Exercise task -
Copy all of the material exactly. Pictures are not to appear in the copy.

== Material for this exercise

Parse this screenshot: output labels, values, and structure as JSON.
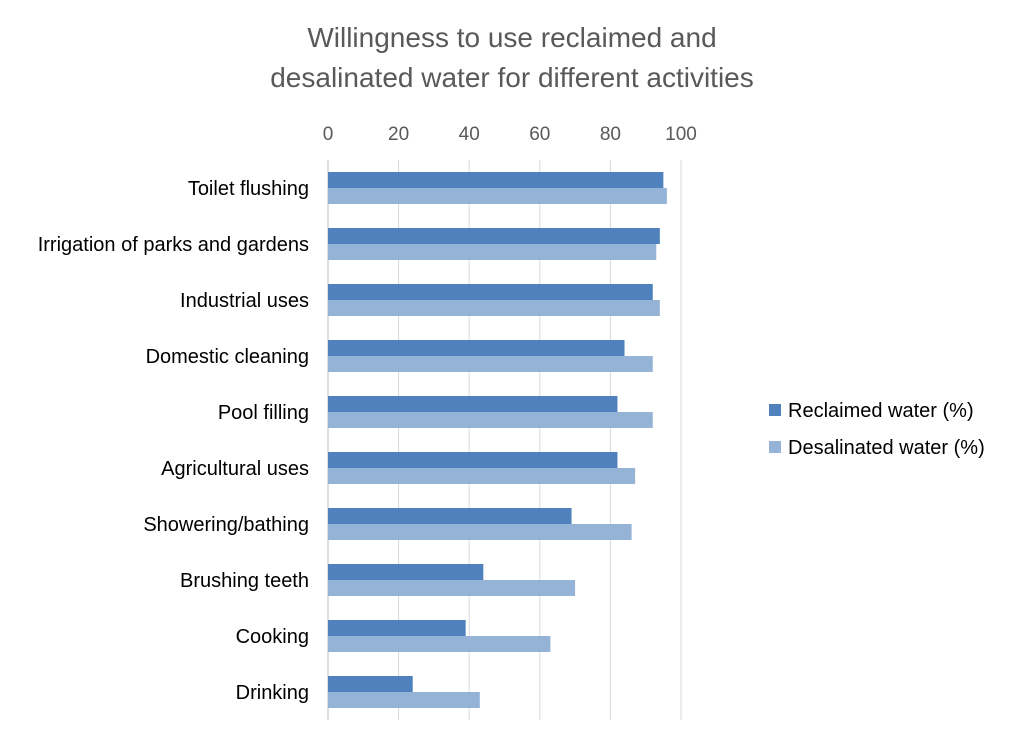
{
  "chart_data": {
    "type": "bar",
    "orientation": "horizontal",
    "title_lines": [
      "Willingness to use reclaimed and",
      "desalinated water for different activities"
    ],
    "xlim": [
      0,
      100
    ],
    "x_ticks": [
      0,
      20,
      40,
      60,
      80,
      100
    ],
    "x_axis_position": "top",
    "grid": true,
    "legend_position": "right",
    "categories": [
      "Toilet flushing",
      "Irrigation of parks and gardens",
      "Industrial uses",
      "Domestic cleaning",
      "Pool filling",
      "Agricultural uses",
      "Showering/bathing",
      "Brushing teeth",
      "Cooking",
      "Drinking"
    ],
    "series": [
      {
        "name": "Reclaimed water (%)",
        "color": "#4f81bd",
        "values": [
          95,
          94,
          92,
          84,
          82,
          82,
          69,
          44,
          39,
          24
        ]
      },
      {
        "name": "Desalinated water (%)",
        "color": "#95b3d7",
        "values": [
          96,
          93,
          94,
          92,
          92,
          87,
          86,
          70,
          63,
          43
        ]
      }
    ]
  }
}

====

Task answer -
Parse this screenshot: output labels, values, and structure as JSON.
{
  "chart_data": {
    "type": "bar",
    "orientation": "horizontal",
    "title_lines": [
      "Willingness to use reclaimed and",
      "desalinated water for different activities"
    ],
    "xlim": [
      0,
      100
    ],
    "x_ticks": [
      0,
      20,
      40,
      60,
      80,
      100
    ],
    "x_axis_position": "top",
    "grid": true,
    "legend_position": "right",
    "categories": [
      "Toilet flushing",
      "Irrigation of parks and gardens",
      "Industrial uses",
      "Domestic cleaning",
      "Pool filling",
      "Agricultural uses",
      "Showering/bathing",
      "Brushing teeth",
      "Cooking",
      "Drinking"
    ],
    "series": [
      {
        "name": "Reclaimed water (%)",
        "color": "#4f81bd",
        "values": [
          95,
          94,
          92,
          84,
          82,
          82,
          69,
          44,
          39,
          24
        ]
      },
      {
        "name": "Desalinated water (%)",
        "color": "#95b3d7",
        "values": [
          96,
          93,
          94,
          92,
          92,
          87,
          86,
          70,
          63,
          43
        ]
      }
    ]
  }
}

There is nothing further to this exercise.